_WHAT YOU SHOULD DO_
Give all of the lines again exactly as they read.
[Start DATA LINES]
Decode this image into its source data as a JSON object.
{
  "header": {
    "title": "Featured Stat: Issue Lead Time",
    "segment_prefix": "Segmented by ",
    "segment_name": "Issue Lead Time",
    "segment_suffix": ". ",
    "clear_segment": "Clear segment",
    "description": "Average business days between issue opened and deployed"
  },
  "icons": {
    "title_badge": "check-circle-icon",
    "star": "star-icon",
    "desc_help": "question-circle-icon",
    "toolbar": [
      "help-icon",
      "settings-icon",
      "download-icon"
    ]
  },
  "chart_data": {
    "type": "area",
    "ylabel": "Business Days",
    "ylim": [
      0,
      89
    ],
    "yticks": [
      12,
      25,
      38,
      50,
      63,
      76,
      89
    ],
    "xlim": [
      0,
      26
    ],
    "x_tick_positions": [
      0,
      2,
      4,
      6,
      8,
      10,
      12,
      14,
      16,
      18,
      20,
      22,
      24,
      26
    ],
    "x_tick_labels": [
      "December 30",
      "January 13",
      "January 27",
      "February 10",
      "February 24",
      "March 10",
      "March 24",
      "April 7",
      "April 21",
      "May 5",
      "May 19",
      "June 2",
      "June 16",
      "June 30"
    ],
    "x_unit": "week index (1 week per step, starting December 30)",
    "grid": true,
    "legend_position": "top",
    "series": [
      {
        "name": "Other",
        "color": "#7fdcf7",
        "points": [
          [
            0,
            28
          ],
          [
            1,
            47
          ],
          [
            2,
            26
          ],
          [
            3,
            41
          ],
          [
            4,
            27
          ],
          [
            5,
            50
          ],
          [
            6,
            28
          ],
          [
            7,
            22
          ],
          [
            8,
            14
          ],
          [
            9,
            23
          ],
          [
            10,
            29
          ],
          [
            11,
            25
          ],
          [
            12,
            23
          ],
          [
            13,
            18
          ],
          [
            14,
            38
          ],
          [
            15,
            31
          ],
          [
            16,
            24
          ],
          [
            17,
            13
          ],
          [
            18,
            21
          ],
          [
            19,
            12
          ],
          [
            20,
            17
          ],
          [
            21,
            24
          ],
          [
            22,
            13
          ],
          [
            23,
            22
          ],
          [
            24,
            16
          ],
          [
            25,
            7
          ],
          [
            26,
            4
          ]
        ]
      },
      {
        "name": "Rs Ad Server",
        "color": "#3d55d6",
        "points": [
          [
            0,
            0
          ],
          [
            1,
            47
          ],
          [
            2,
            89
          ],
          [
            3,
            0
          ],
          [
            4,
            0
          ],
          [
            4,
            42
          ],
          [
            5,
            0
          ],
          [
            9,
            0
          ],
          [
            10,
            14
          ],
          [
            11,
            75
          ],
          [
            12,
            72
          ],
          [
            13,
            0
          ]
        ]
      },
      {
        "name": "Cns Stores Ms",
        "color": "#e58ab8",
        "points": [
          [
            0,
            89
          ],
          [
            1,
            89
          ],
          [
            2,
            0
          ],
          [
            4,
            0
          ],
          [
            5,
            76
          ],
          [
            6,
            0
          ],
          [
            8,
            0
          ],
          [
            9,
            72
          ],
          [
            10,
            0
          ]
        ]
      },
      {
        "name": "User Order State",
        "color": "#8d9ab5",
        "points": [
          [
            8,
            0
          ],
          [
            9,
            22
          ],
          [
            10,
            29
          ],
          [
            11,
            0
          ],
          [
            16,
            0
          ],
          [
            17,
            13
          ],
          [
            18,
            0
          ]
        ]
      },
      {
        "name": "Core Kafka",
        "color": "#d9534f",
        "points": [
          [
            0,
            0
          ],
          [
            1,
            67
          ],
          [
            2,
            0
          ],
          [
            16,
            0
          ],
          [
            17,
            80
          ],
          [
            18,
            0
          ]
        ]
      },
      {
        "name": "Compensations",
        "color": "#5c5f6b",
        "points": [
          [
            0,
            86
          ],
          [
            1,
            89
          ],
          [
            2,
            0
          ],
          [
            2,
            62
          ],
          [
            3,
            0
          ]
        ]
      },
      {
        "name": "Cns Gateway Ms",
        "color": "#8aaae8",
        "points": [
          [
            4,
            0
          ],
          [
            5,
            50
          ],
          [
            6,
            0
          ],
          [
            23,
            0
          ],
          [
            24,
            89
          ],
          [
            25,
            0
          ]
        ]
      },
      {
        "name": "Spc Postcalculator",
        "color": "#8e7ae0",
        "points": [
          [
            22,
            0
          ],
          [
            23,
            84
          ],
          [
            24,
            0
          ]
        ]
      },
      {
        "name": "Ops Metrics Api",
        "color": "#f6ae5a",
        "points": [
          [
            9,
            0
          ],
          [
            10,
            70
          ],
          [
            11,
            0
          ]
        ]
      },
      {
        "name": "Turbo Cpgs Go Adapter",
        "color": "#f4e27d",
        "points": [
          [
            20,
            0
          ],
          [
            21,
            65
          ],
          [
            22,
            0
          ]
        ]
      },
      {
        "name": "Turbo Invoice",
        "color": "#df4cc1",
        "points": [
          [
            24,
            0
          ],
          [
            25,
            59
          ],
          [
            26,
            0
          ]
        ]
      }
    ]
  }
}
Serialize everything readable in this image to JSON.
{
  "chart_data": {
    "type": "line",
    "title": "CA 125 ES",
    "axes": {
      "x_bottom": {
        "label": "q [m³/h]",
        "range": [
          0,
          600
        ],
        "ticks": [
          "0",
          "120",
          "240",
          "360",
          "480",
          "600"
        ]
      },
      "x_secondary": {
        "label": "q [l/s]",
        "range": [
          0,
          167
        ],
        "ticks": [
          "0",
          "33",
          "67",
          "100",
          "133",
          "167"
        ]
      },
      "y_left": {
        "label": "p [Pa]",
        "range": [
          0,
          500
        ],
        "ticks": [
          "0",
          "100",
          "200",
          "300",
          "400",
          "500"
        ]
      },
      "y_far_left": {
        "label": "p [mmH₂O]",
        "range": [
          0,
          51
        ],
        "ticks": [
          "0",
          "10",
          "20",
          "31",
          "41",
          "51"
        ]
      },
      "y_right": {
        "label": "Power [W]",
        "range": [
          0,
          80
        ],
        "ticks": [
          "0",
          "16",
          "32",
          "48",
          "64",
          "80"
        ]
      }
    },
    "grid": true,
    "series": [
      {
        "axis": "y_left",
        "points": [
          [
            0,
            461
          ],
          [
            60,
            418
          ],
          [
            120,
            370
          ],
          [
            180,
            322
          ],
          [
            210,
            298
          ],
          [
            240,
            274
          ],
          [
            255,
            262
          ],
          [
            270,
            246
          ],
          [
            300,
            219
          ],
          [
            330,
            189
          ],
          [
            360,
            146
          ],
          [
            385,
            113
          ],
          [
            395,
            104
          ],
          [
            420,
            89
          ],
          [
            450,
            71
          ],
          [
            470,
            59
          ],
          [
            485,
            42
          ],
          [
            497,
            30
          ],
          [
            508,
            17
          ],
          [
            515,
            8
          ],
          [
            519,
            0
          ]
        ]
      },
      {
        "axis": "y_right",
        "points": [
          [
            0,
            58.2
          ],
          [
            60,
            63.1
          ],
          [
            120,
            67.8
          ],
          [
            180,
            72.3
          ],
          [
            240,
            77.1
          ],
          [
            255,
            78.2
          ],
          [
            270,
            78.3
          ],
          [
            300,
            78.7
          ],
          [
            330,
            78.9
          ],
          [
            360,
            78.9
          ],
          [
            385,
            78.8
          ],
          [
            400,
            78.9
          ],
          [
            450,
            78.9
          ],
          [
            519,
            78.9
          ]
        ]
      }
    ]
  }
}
[End DATA LINES]
_TASK RESPONSE_
Decode this image into its source data as a JSON object.
{
  "header": {
    "title": "Featured Stat: Issue Lead Time",
    "segment_prefix": "Segmented by ",
    "segment_name": "Issue Lead Time",
    "segment_suffix": ". ",
    "clear_segment": "Clear segment",
    "description": "Average business days between issue opened and deployed"
  },
  "icons": {
    "title_badge": "check-circle-icon",
    "star": "star-icon",
    "desc_help": "question-circle-icon",
    "toolbar": [
      "help-icon",
      "settings-icon",
      "download-icon"
    ]
  },
  "chart_data": {
    "type": "area",
    "ylabel": "Business Days",
    "ylim": [
      0,
      89
    ],
    "yticks": [
      12,
      25,
      38,
      50,
      63,
      76,
      89
    ],
    "xlim": [
      0,
      26
    ],
    "x_tick_positions": [
      0,
      2,
      4,
      6,
      8,
      10,
      12,
      14,
      16,
      18,
      20,
      22,
      24,
      26
    ],
    "x_tick_labels": [
      "December 30",
      "January 13",
      "January 27",
      "February 10",
      "February 24",
      "March 10",
      "March 24",
      "April 7",
      "April 21",
      "May 5",
      "May 19",
      "June 2",
      "June 16",
      "June 30"
    ],
    "x_unit": "week index (1 week per step, starting December 30)",
    "grid": true,
    "legend_position": "top",
    "series": [
      {
        "name": "Other",
        "color": "#7fdcf7",
        "points": [
          [
            0,
            28
          ],
          [
            1,
            47
          ],
          [
            2,
            26
          ],
          [
            3,
            41
          ],
          [
            4,
            27
          ],
          [
            5,
            50
          ],
          [
            6,
            28
          ],
          [
            7,
            22
          ],
          [
            8,
            14
          ],
          [
            9,
            23
          ],
          [
            10,
            29
          ],
          [
            11,
            25
          ],
          [
            12,
            23
          ],
          [
            13,
            18
          ],
          [
            14,
            38
          ],
          [
            15,
            31
          ],
          [
            16,
            24
          ],
          [
            17,
            13
          ],
          [
            18,
            21
          ],
          [
            19,
            12
          ],
          [
            20,
            17
          ],
          [
            21,
            24
          ],
          [
            22,
            13
          ],
          [
            23,
            22
          ],
          [
            24,
            16
          ],
          [
            25,
            7
          ],
          [
            26,
            4
          ]
        ]
      },
      {
        "name": "Rs Ad Server",
        "color": "#3d55d6",
        "points": [
          [
            0,
            0
          ],
          [
            1,
            47
          ],
          [
            2,
            89
          ],
          [
            3,
            0
          ],
          [
            4,
            0
          ],
          [
            4,
            42
          ],
          [
            5,
            0
          ],
          [
            9,
            0
          ],
          [
            10,
            14
          ],
          [
            11,
            75
          ],
          [
            12,
            72
          ],
          [
            13,
            0
          ]
        ]
      },
      {
        "name": "Cns Stores Ms",
        "color": "#e58ab8",
        "points": [
          [
            0,
            89
          ],
          [
            1,
            89
          ],
          [
            2,
            0
          ],
          [
            4,
            0
          ],
          [
            5,
            76
          ],
          [
            6,
            0
          ],
          [
            8,
            0
          ],
          [
            9,
            72
          ],
          [
            10,
            0
          ]
        ]
      },
      {
        "name": "User Order State",
        "color": "#8d9ab5",
        "points": [
          [
            8,
            0
          ],
          [
            9,
            22
          ],
          [
            10,
            29
          ],
          [
            11,
            0
          ],
          [
            16,
            0
          ],
          [
            17,
            13
          ],
          [
            18,
            0
          ]
        ]
      },
      {
        "name": "Core Kafka",
        "color": "#d9534f",
        "points": [
          [
            0,
            0
          ],
          [
            1,
            67
          ],
          [
            2,
            0
          ],
          [
            16,
            0
          ],
          [
            17,
            80
          ],
          [
            18,
            0
          ]
        ]
      },
      {
        "name": "Compensations",
        "color": "#5c5f6b",
        "points": [
          [
            0,
            86
          ],
          [
            1,
            89
          ],
          [
            2,
            0
          ],
          [
            2,
            62
          ],
          [
            3,
            0
          ]
        ]
      },
      {
        "name": "Cns Gateway Ms",
        "color": "#8aaae8",
        "points": [
          [
            4,
            0
          ],
          [
            5,
            50
          ],
          [
            6,
            0
          ],
          [
            23,
            0
          ],
          [
            24,
            89
          ],
          [
            25,
            0
          ]
        ]
      },
      {
        "name": "Spc Postcalculator",
        "color": "#8e7ae0",
        "points": [
          [
            22,
            0
          ],
          [
            23,
            84
          ],
          [
            24,
            0
          ]
        ]
      },
      {
        "name": "Ops Metrics Api",
        "color": "#f6ae5a",
        "points": [
          [
            9,
            0
          ],
          [
            10,
            70
          ],
          [
            11,
            0
          ]
        ]
      },
      {
        "name": "Turbo Cpgs Go Adapter",
        "color": "#f4e27d",
        "points": [
          [
            20,
            0
          ],
          [
            21,
            65
          ],
          [
            22,
            0
          ]
        ]
      },
      {
        "name": "Turbo Invoice",
        "color": "#df4cc1",
        "points": [
          [
            24,
            0
          ],
          [
            25,
            59
          ],
          [
            26,
            0
          ]
        ]
      }
    ]
  }
}
Serialize everything readable in this image to JSON.
{
  "chart_data": {
    "type": "line",
    "title": "CA 125 ES",
    "axes": {
      "x_bottom": {
        "label": "q [m³/h]",
        "range": [
          0,
          600
        ],
        "ticks": [
          "0",
          "120",
          "240",
          "360",
          "480",
          "600"
        ]
      },
      "x_secondary": {
        "label": "q [l/s]",
        "range": [
          0,
          167
        ],
        "ticks": [
          "0",
          "33",
          "67",
          "100",
          "133",
          "167"
        ]
      },
      "y_left": {
        "label": "p [Pa]",
        "range": [
          0,
          500
        ],
        "ticks": [
          "0",
          "100",
          "200",
          "300",
          "400",
          "500"
        ]
      },
      "y_far_left": {
        "label": "p [mmH₂O]",
        "range": [
          0,
          51
        ],
        "ticks": [
          "0",
          "10",
          "20",
          "31",
          "41",
          "51"
        ]
      },
      "y_right": {
        "label": "Power [W]",
        "range": [
          0,
          80
        ],
        "ticks": [
          "0",
          "16",
          "32",
          "48",
          "64",
          "80"
        ]
      }
    },
    "grid": true,
    "series": [
      {
        "axis": "y_left",
        "points": [
          [
            0,
            461
          ],
          [
            60,
            418
          ],
          [
            120,
            370
          ],
          [
            180,
            322
          ],
          [
            210,
            298
          ],
          [
            240,
            274
          ],
          [
            255,
            262
          ],
          [
            270,
            246
          ],
          [
            300,
            219
          ],
          [
            330,
            189
          ],
          [
            360,
            146
          ],
          [
            385,
            113
          ],
          [
            395,
            104
          ],
          [
            420,
            89
          ],
          [
            450,
            71
          ],
          [
            470,
            59
          ],
          [
            485,
            42
          ],
          [
            497,
            30
          ],
          [
            508,
            17
          ],
          [
            515,
            8
          ],
          [
            519,
            0
          ]
        ]
      },
      {
        "axis": "y_right",
        "points": [
          [
            0,
            58.2
          ],
          [
            60,
            63.1
          ],
          [
            120,
            67.8
          ],
          [
            180,
            72.3
          ],
          [
            240,
            77.1
          ],
          [
            255,
            78.2
          ],
          [
            270,
            78.3
          ],
          [
            300,
            78.7
          ],
          [
            330,
            78.9
          ],
          [
            360,
            78.9
          ],
          [
            385,
            78.8
          ],
          [
            400,
            78.9
          ],
          [
            450,
            78.9
          ],
          [
            519,
            78.9
          ]
        ]
      }
    ]
  }
}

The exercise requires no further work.